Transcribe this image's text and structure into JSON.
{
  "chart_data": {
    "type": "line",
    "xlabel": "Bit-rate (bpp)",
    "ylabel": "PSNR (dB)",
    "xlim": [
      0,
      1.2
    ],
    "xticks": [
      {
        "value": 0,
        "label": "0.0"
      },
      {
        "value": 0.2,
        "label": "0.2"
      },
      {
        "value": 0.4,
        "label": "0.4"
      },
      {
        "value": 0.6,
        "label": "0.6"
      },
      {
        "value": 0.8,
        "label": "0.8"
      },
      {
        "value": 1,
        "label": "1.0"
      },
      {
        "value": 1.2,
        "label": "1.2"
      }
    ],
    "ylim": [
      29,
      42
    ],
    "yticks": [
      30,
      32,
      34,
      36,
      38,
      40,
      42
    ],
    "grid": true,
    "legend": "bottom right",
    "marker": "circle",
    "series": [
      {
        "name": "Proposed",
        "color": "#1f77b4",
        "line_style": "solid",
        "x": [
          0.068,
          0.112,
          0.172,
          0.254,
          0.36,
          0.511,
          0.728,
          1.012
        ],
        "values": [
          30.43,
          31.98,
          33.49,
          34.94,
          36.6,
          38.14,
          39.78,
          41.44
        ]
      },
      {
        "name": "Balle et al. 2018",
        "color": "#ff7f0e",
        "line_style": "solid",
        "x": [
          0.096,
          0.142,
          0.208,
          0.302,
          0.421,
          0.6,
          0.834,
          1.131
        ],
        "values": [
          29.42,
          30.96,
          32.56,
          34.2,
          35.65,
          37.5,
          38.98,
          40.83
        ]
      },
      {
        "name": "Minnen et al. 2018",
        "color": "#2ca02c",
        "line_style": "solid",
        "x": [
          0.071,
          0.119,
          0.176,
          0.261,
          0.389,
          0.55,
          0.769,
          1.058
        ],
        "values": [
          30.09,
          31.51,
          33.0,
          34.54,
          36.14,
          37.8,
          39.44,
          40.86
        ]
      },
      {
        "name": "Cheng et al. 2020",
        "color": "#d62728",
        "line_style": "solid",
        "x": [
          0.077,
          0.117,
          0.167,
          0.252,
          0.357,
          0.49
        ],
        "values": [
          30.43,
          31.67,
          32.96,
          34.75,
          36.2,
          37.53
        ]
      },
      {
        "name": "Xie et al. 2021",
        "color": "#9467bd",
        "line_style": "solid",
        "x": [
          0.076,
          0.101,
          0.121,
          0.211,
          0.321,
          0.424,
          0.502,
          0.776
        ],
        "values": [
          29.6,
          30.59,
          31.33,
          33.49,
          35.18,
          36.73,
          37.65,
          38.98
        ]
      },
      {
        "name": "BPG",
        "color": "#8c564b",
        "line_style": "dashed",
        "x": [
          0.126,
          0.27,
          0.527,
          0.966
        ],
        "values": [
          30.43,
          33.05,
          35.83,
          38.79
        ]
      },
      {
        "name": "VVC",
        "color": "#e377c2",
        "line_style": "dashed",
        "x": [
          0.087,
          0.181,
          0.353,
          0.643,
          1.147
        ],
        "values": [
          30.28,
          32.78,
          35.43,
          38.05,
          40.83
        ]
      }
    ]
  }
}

--- TASK INSTRUCTIONS ---
Output the records verbatim, from the first line to the last.

--- FINISHED ANSWER ---
Transcribe this image's text and structure into JSON.
{
  "chart_data": {
    "type": "line",
    "xlabel": "Bit-rate (bpp)",
    "ylabel": "PSNR (dB)",
    "xlim": [
      0,
      1.2
    ],
    "xticks": [
      {
        "value": 0,
        "label": "0.0"
      },
      {
        "value": 0.2,
        "label": "0.2"
      },
      {
        "value": 0.4,
        "label": "0.4"
      },
      {
        "value": 0.6,
        "label": "0.6"
      },
      {
        "value": 0.8,
        "label": "0.8"
      },
      {
        "value": 1,
        "label": "1.0"
      },
      {
        "value": 1.2,
        "label": "1.2"
      }
    ],
    "ylim": [
      29,
      42
    ],
    "yticks": [
      30,
      32,
      34,
      36,
      38,
      40,
      42
    ],
    "grid": true,
    "legend": "bottom right",
    "marker": "circle",
    "series": [
      {
        "name": "Proposed",
        "color": "#1f77b4",
        "line_style": "solid",
        "x": [
          0.068,
          0.112,
          0.172,
          0.254,
          0.36,
          0.511,
          0.728,
          1.012
        ],
        "values": [
          30.43,
          31.98,
          33.49,
          34.94,
          36.6,
          38.14,
          39.78,
          41.44
        ]
      },
      {
        "name": "Balle et al. 2018",
        "color": "#ff7f0e",
        "line_style": "solid",
        "x": [
          0.096,
          0.142,
          0.208,
          0.302,
          0.421,
          0.6,
          0.834,
          1.131
        ],
        "values": [
          29.42,
          30.96,
          32.56,
          34.2,
          35.65,
          37.5,
          38.98,
          40.83
        ]
      },
      {
        "name": "Minnen et al. 2018",
        "color": "#2ca02c",
        "line_style": "solid",
        "x": [
          0.071,
          0.119,
          0.176,
          0.261,
          0.389,
          0.55,
          0.769,
          1.058
        ],
        "values": [
          30.09,
          31.51,
          33.0,
          34.54,
          36.14,
          37.8,
          39.44,
          40.86
        ]
      },
      {
        "name": "Cheng et al. 2020",
        "color": "#d62728",
        "line_style": "solid",
        "x": [
          0.077,
          0.117,
          0.167,
          0.252,
          0.357,
          0.49
        ],
        "values": [
          30.43,
          31.67,
          32.96,
          34.75,
          36.2,
          37.53
        ]
      },
      {
        "name": "Xie et al. 2021",
        "color": "#9467bd",
        "line_style": "solid",
        "x": [
          0.076,
          0.101,
          0.121,
          0.211,
          0.321,
          0.424,
          0.502,
          0.776
        ],
        "values": [
          29.6,
          30.59,
          31.33,
          33.49,
          35.18,
          36.73,
          37.65,
          38.98
        ]
      },
      {
        "name": "BPG",
        "color": "#8c564b",
        "line_style": "dashed",
        "x": [
          0.126,
          0.27,
          0.527,
          0.966
        ],
        "values": [
          30.43,
          33.05,
          35.83,
          38.79
        ]
      },
      {
        "name": "VVC",
        "color": "#e377c2",
        "line_style": "dashed",
        "x": [
          0.087,
          0.181,
          0.353,
          0.643,
          1.147
        ],
        "values": [
          30.28,
          32.78,
          35.43,
          38.05,
          40.83
        ]
      }
    ]
  }
}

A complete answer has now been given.